**Text block:**
start

As learned by a small startup that’s bootstrapped its establishment, using only personal post-tax dollars:
Intro / backstory to this post:
Porteolas is a veteran entrepreneurship initiative seeking to bridge corporate data & information strategy experience into a consulting service that eases these endeavors for small businesses.
Through this evolution, I’ve learned marketing “on the fly” – this was my highest hurdle. In doing so, the research and application has revealed to me that my skills lend very well to marketing! Furthermore, I enjoy it!
These efforts have drawn from my aptitude for:
- Technology – researching free & low-cost options; how they integrate with one another to ease end-user experience
- Research – discover my ‘hole’ in knowledge / awareness, close those gaps
- Data – what’s needed, sources of , governance of
- Strategy & storytelling – analytics, data science, visualization
A few critical take-aways for me are:
- Marketing spend is up more than 200%, ever increasing competition for attention
- Small businesses nominally spend 10 – 20% of their monthly revenue on marketing
- It’s easy to overpay (be over sold) for what you need to market your small business
- Current & on-going shifts in social algorithms are proving to be major game-changers
- Shift being away from # of followers / subscribers to engagement with content
- Content (marketing assets) volume/quality need to be significant ramped up
What I have come to understand & how I’ve proceeded:
If time is on your side (you have more time than money), try to explore & do as much as you possibly can for yourself – within your interests – for free (or, essentially free).
- There’s a lot of freemium content & tools out there
- Doing so will enable you to:
- Discover & establish your voice, style, brand – which will ease your ability to communicate that when you’re ready / needing to hire marketing support
- Familiarizing yourself with the skillsets & technologies involved, as well as the time needed to create a marketing asset / campaign – which will enable you to understand / recognize fair-appropriate pricing once you’re paying for these services.
What I paid for – early in my process:
- Logo
- Trademarks
- Trademarking early gave me the peace of mind that no one could usurp my name &/or logo… then… turn around & sue me for use – this does happen; it can turn into 6-figure litigation to prove “first in use”
- Website
- Infrastructure: Ensured I got the domain name I wanted
- Then (at no cost), I proceeded to secure my company name as my ‘handle’ on the social media platforms I wanted to be on
- Creative: hearing how it’s common to spend ~ $3-5K on a website and either not get one, or it not being close to what you thought you’d get… I skipped all that – paid $149/mo for screen share / virtual coaching == built my own site. I’m all in for both ‘creative support & infrastructure’ at ~ $1,500.

end

**Dataset excerpts:**
start

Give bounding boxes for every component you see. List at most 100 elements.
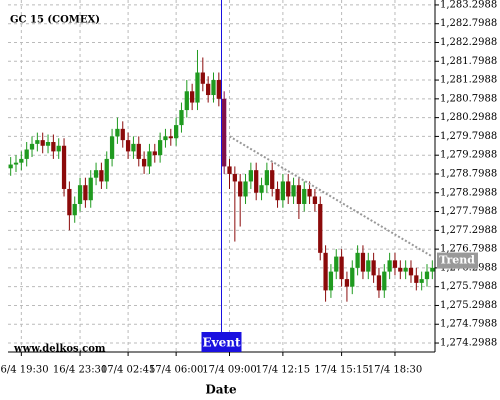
- candle-body: [414, 275, 419, 283]
- candle-body: [168, 136, 173, 139]
- candle-body: [184, 91, 189, 111]
- candle-body: [88, 177, 93, 201]
- candle-body: [286, 181, 291, 197]
- candle-body: [147, 151, 152, 167]
- candle-body: [120, 128, 125, 141]
- candle-body: [248, 170, 253, 182]
- candle-body: [296, 185, 302, 204]
- y-tick-label: 1,280.7988: [440, 93, 497, 104]
- candle-body: [173, 125, 179, 139]
- candle-body: [270, 170, 275, 189]
- candle-body: [227, 166, 232, 174]
- candle-body: [93, 170, 99, 178]
- candle-body: [355, 252, 360, 268]
- candle-body: [136, 143, 141, 159]
- trend-line: [228, 135, 433, 258]
- candle-body: [40, 140, 45, 146]
- y-tick-label: 1,280.2988: [440, 112, 497, 123]
- event-label-box: [201, 332, 242, 352]
- y-tick-label: 1,277.7988: [440, 206, 497, 217]
- candle-body: [109, 136, 115, 159]
- y-tick-label: 1,274.7988: [440, 319, 497, 330]
- y-tick-label: 1,282.2988: [440, 37, 497, 48]
- candle-body: [190, 91, 195, 103]
- candle-body: [403, 267, 408, 272]
- chart-title: GC 15 (COMEX): [10, 15, 100, 26]
- y-tick-label: 1,283.2988: [440, 0, 497, 10]
- candle-body: [77, 185, 83, 204]
- candle-body: [56, 145, 61, 152]
- candle-body: [8, 164, 13, 169]
- candle-body: [328, 271, 334, 291]
- candle-body: [430, 267, 435, 272]
- candle-body: [61, 145, 67, 189]
- candle-body: [376, 275, 382, 291]
- candle-body: [424, 271, 430, 280]
- event-label: Event: [202, 336, 240, 350]
- candle-body: [216, 80, 221, 99]
- candle-body: [280, 181, 286, 201]
- candle-body: [366, 260, 371, 272]
- candle-body: [339, 256, 344, 280]
- candle-body: [45, 142, 51, 146]
- candle-body: [275, 188, 280, 201]
- y-tick-label: 1,281.7988: [440, 56, 497, 67]
- candle-body: [104, 158, 109, 182]
- candle-body: [222, 98, 227, 167]
- watermark: www.delkos.com: [13, 344, 106, 355]
- candle-body: [291, 185, 296, 197]
- candle-body: [350, 267, 355, 287]
- x-tick-label: 16/4 19:30: [0, 365, 49, 376]
- candle-body: [200, 72, 205, 84]
- candle-body: [179, 110, 184, 126]
- candle-body: [371, 260, 376, 276]
- y-tick-label: 1,278.7988: [440, 168, 497, 179]
- candle-body: [35, 140, 40, 144]
- candle-body: [360, 252, 366, 272]
- candle-body: [83, 185, 88, 201]
- x-tick-label: 17/4 06:00: [149, 365, 203, 376]
- candle-body: [323, 252, 328, 291]
- candle-body: [152, 151, 157, 156]
- candle-body: [19, 158, 24, 163]
- candle-body: [387, 260, 392, 272]
- candle-body: [302, 188, 307, 204]
- candle-body: [318, 203, 323, 253]
- candle-body: [51, 142, 56, 152]
- y-tick-label: 1,277.2988: [440, 225, 497, 236]
- x-tick-label: 16/4 23:30: [53, 365, 107, 376]
- x-tick-label: 17/4 02:45: [101, 365, 155, 376]
- candle-body: [307, 188, 312, 197]
- x-tick-label: 17/4 18:30: [368, 365, 422, 376]
- y-tick-label: 1,278.2988: [440, 187, 497, 198]
- candle-body: [157, 140, 163, 156]
- candle-body: [125, 140, 131, 152]
- candle-body: [232, 173, 237, 182]
- candle-body: [312, 196, 318, 204]
- y-tick-label: 1,275.2988: [440, 300, 497, 311]
- candle-body: [115, 128, 120, 137]
- candle-body: [344, 279, 350, 287]
- x-tick-label: 17/4 15:15: [314, 365, 368, 376]
- candle-body: [29, 143, 35, 150]
- y-tick-label: 1,279.2988: [440, 150, 497, 161]
- candle-body: [141, 158, 147, 167]
- candle-body: [254, 170, 259, 193]
- candle-body: [334, 256, 339, 272]
- candle-body: [163, 136, 168, 141]
- candle-body: [72, 203, 77, 216]
- candle-body: [392, 260, 398, 268]
- x-tick-label: 17/4 09:00: [202, 365, 256, 376]
- y-tick-label: 1,276.7988: [440, 244, 497, 255]
- candle-body: [398, 267, 403, 272]
- candle-body: [99, 170, 104, 182]
- candle-body: [195, 72, 200, 103]
- candle-body: [206, 83, 211, 96]
- candle-body: [243, 181, 248, 197]
- x-axis-label: Date: [205, 383, 237, 397]
- y-tick-label: 1,281.2988: [440, 75, 497, 86]
- candle-body: [408, 267, 414, 276]
- y-tick-label: 1,274.2988: [440, 338, 497, 349]
- candle-body: [67, 188, 72, 216]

end

**The exercise:** Continue the post above about bootstrapped marketing lessons for small businesses, picking up right after its final sentence.

**Answer to this task:**
- Infrastructure: Ensured I got the domain name I wanted
- Printed media / swag
- Business cards, address labels, & thank you cards
- Pens & a retractable banner
- The banner serves well as a backdrop for virtual meetings (significant improvement over green screens) & can easily be taken to onsite events
What I wished I’d been aware of:
- The cost to attend trade shows – luckily, the one that would have been “pay to play” occurred before I was actually ready to be of service to others. It was an event that was very close to my being ‘open for business’. Since I’m building this business debt-free & without grant funds (to not be beholden to others), I chose to forgo the event this year. I’m sharing this with you for your awareness & planning.
Given my research & experience, this is how I’m approaching estimating my marketing strategy & budget – tiers are approximated by revenue &/or stage of business achieved:
* the %s stated below aren’t “hard’n fast, gospel” – simply attempting to reflect prioritization & how it shifts during development & evolution:
At first, doing your due diligence research & covering initial creative needs are highest priority. Then, you’ll want to begin integrating data & infrastructure into your business model (mind you, don’t push this off any longer than you absolutely have to — you’ll create a backlog, potentially even lose early data). Finally, you’ll be better positioned to understand which marketing content to “boost” with paid ads.
Eventually equitable focus may well-serve you to remain strategically relevant & competitive.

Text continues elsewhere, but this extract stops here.